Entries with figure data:
— START —

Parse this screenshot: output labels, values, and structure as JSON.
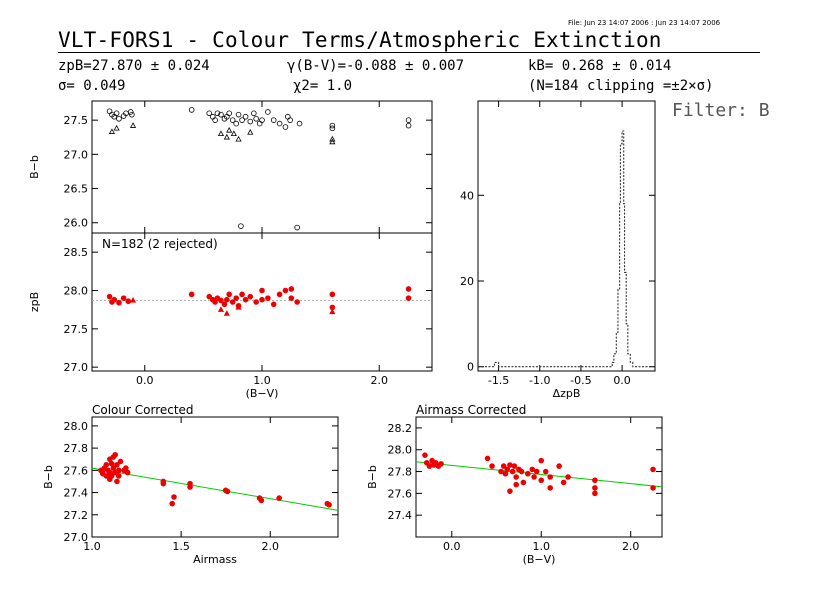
{
  "header": {
    "file_info": "File: Jun 23 14:07 2006 : Jun 23 14:07 2006",
    "title": "VLT-FORS1 - Colour Terms/Atmospheric Extinction",
    "filter": "Filter: B"
  },
  "stats": {
    "zp": "zpB=27.870 ± 0.024",
    "sigma": "σ= 0.049",
    "gamma": "γ(B-V)=-0.088 ± 0.007",
    "chi2": "χ2= 1.0",
    "k": "kB= 0.268 ± 0.014",
    "clipping": "(N=184 clipping =±2×σ)"
  },
  "colors": {
    "fit_line": "#00cc00",
    "data_red": "#ee0000",
    "hist": "#333333",
    "ref_line": "#999999"
  },
  "chart_data": [
    {
      "id": "raw",
      "type": "scatter",
      "title": "",
      "xlabel": "",
      "ylabel": "B−b",
      "xlim": [
        -0.45,
        2.45
      ],
      "ylim": [
        25.85,
        27.78
      ],
      "yticks": [
        26.0,
        26.5,
        27.0,
        27.5
      ],
      "series": [
        {
          "marker": "circle",
          "x": [
            -0.3,
            -0.28,
            -0.26,
            -0.24,
            -0.22,
            -0.18,
            -0.16,
            -0.12,
            -0.11,
            0.4,
            0.55,
            0.58,
            0.6,
            0.62,
            0.65,
            0.68,
            0.7,
            0.72,
            0.75,
            0.78,
            0.8,
            0.83,
            0.86,
            0.9,
            0.93,
            0.95,
            0.98,
            1.0,
            1.05,
            1.1,
            1.15,
            1.2,
            1.22,
            1.24,
            1.32,
            1.6,
            1.6,
            2.25,
            2.25,
            0.82,
            1.3
          ],
          "y": [
            27.63,
            27.58,
            27.55,
            27.6,
            27.52,
            27.56,
            27.6,
            27.62,
            27.58,
            27.65,
            27.6,
            27.55,
            27.5,
            27.6,
            27.58,
            27.52,
            27.55,
            27.6,
            27.5,
            27.45,
            27.58,
            27.5,
            27.55,
            27.48,
            27.6,
            27.52,
            27.45,
            27.5,
            27.62,
            27.5,
            27.45,
            27.4,
            27.55,
            27.5,
            27.45,
            27.42,
            27.38,
            27.5,
            27.42,
            25.95,
            25.93
          ]
        },
        {
          "marker": "triangle",
          "x": [
            -0.28,
            -0.24,
            -0.1,
            0.65,
            0.7,
            0.72,
            0.76,
            0.8,
            0.9,
            1.6,
            1.6
          ],
          "y": [
            27.33,
            27.38,
            27.42,
            27.3,
            27.25,
            27.35,
            27.3,
            27.22,
            27.32,
            27.18,
            27.22
          ]
        }
      ]
    },
    {
      "id": "zp",
      "type": "scatter",
      "title": "",
      "annotation": "N=182 (2 rejected)",
      "xlabel": "(B−V)",
      "ylabel": "zpB",
      "xlim": [
        -0.45,
        2.45
      ],
      "ylim": [
        26.95,
        28.75
      ],
      "yticks": [
        27.0,
        27.5,
        28.0,
        28.5
      ],
      "xticks": [
        0.0,
        1.0,
        2.0
      ],
      "ref_y": 27.87,
      "series": [
        {
          "marker": "dot",
          "x": [
            -0.3,
            -0.28,
            -0.26,
            -0.22,
            -0.18,
            -0.14,
            0.4,
            0.55,
            0.58,
            0.6,
            0.62,
            0.65,
            0.68,
            0.7,
            0.72,
            0.75,
            0.78,
            0.8,
            0.83,
            0.86,
            0.9,
            0.95,
            1.0,
            1.0,
            1.05,
            1.1,
            1.15,
            1.2,
            1.25,
            1.25,
            1.3,
            1.6,
            1.6,
            2.25,
            2.25
          ],
          "y": [
            27.92,
            27.85,
            27.88,
            27.84,
            27.9,
            27.86,
            27.95,
            27.92,
            27.88,
            27.85,
            27.9,
            27.87,
            27.82,
            27.88,
            27.95,
            27.85,
            27.9,
            27.8,
            27.95,
            27.88,
            27.92,
            27.85,
            28.0,
            27.88,
            27.9,
            27.82,
            27.95,
            28.0,
            28.02,
            27.9,
            27.85,
            27.95,
            27.78,
            28.02,
            27.9
          ]
        },
        {
          "marker": "triangle",
          "x": [
            -0.1,
            0.65,
            0.7,
            0.8,
            1.6
          ],
          "y": [
            27.87,
            27.75,
            27.7,
            27.78,
            27.72
          ]
        }
      ]
    },
    {
      "id": "hist",
      "type": "histogram",
      "title": "",
      "xlabel": "ΔzpB",
      "ylabel": "",
      "xlim": [
        -1.75,
        0.4
      ],
      "ylim": [
        -1,
        62
      ],
      "yticks": [
        0,
        20,
        40
      ],
      "xticks": [
        -1.5,
        -1.0,
        -0.5,
        0.0
      ],
      "bins_x": [
        -1.75,
        -1.55,
        -1.52,
        -1.5,
        -0.12,
        -0.1,
        -0.07,
        -0.05,
        -0.03,
        -0.02,
        0.0,
        0.02,
        0.03,
        0.05,
        0.07,
        0.1,
        0.13,
        0.2,
        0.4
      ],
      "counts": [
        0,
        1,
        1,
        0,
        1,
        3,
        8,
        18,
        38,
        52,
        55,
        38,
        22,
        10,
        3,
        1,
        0,
        0
      ]
    },
    {
      "id": "colour_corrected",
      "type": "scatter",
      "title": "Colour Corrected",
      "xlabel": "Airmass",
      "ylabel": "B−b",
      "xlim": [
        1.0,
        2.38
      ],
      "ylim": [
        27.0,
        28.08
      ],
      "yticks": [
        27.0,
        27.2,
        27.4,
        27.6,
        27.8,
        28.0
      ],
      "xticks": [
        1.0,
        1.5,
        2.0
      ],
      "fit": [
        [
          1.0,
          27.62
        ],
        [
          2.38,
          27.24
        ]
      ],
      "series": [
        {
          "marker": "dot",
          "x": [
            1.05,
            1.06,
            1.07,
            1.08,
            1.08,
            1.09,
            1.1,
            1.1,
            1.11,
            1.12,
            1.12,
            1.13,
            1.14,
            1.15,
            1.15,
            1.16,
            1.18,
            1.2,
            1.06,
            1.1,
            1.14,
            1.13,
            1.19,
            1.11,
            1.4,
            1.4,
            1.45,
            1.46,
            1.55,
            1.55,
            1.75,
            1.76,
            1.94,
            1.95,
            2.05,
            2.32,
            2.33
          ],
          "y": [
            27.6,
            27.58,
            27.62,
            27.55,
            27.65,
            27.6,
            27.58,
            27.7,
            27.55,
            27.62,
            27.72,
            27.58,
            27.65,
            27.55,
            27.6,
            27.68,
            27.6,
            27.58,
            27.57,
            27.52,
            27.5,
            27.74,
            27.62,
            27.66,
            27.48,
            27.5,
            27.3,
            27.36,
            27.45,
            27.48,
            27.42,
            27.41,
            27.35,
            27.33,
            27.35,
            27.3,
            27.29
          ]
        }
      ]
    },
    {
      "id": "airmass_corrected",
      "type": "scatter",
      "title": "Airmass Corrected",
      "xlabel": "(B−V)",
      "ylabel": "B−b",
      "xlim": [
        -0.4,
        2.35
      ],
      "ylim": [
        27.2,
        28.3
      ],
      "yticks": [
        27.4,
        27.6,
        27.8,
        28.0,
        28.2
      ],
      "xticks": [
        0.0,
        1.0,
        2.0
      ],
      "fit": [
        [
          -0.4,
          27.89
        ],
        [
          2.35,
          27.66
        ]
      ],
      "series": [
        {
          "marker": "dot",
          "x": [
            -0.3,
            -0.28,
            -0.25,
            -0.22,
            -0.2,
            -0.18,
            -0.15,
            -0.12,
            0.4,
            0.45,
            0.55,
            0.58,
            0.6,
            0.62,
            0.65,
            0.68,
            0.7,
            0.72,
            0.75,
            0.78,
            0.8,
            0.85,
            0.9,
            0.92,
            0.95,
            1.0,
            1.0,
            1.05,
            1.1,
            1.1,
            1.2,
            1.25,
            1.3,
            1.6,
            1.6,
            1.6,
            2.25,
            2.25,
            0.65,
            0.72
          ],
          "y": [
            27.95,
            27.88,
            27.85,
            27.9,
            27.86,
            27.88,
            27.85,
            27.87,
            27.92,
            27.85,
            27.8,
            27.85,
            27.78,
            27.82,
            27.86,
            27.8,
            27.85,
            27.75,
            27.82,
            27.8,
            27.7,
            27.78,
            27.82,
            27.75,
            27.8,
            27.9,
            27.72,
            27.8,
            27.65,
            27.75,
            27.85,
            27.7,
            27.75,
            27.72,
            27.6,
            27.65,
            27.82,
            27.65,
            27.62,
            27.68
          ]
        }
      ]
    }
  ]
}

— END —

Required work | List the lines of the entries that include "xlabel".

Answer for this exercise |
      "xlabel": "",
      "xlabel": "(B−V)",
      "xlabel": "ΔzpB",
      "xlabel": "Airmass",
      "xlabel": "(B−V)",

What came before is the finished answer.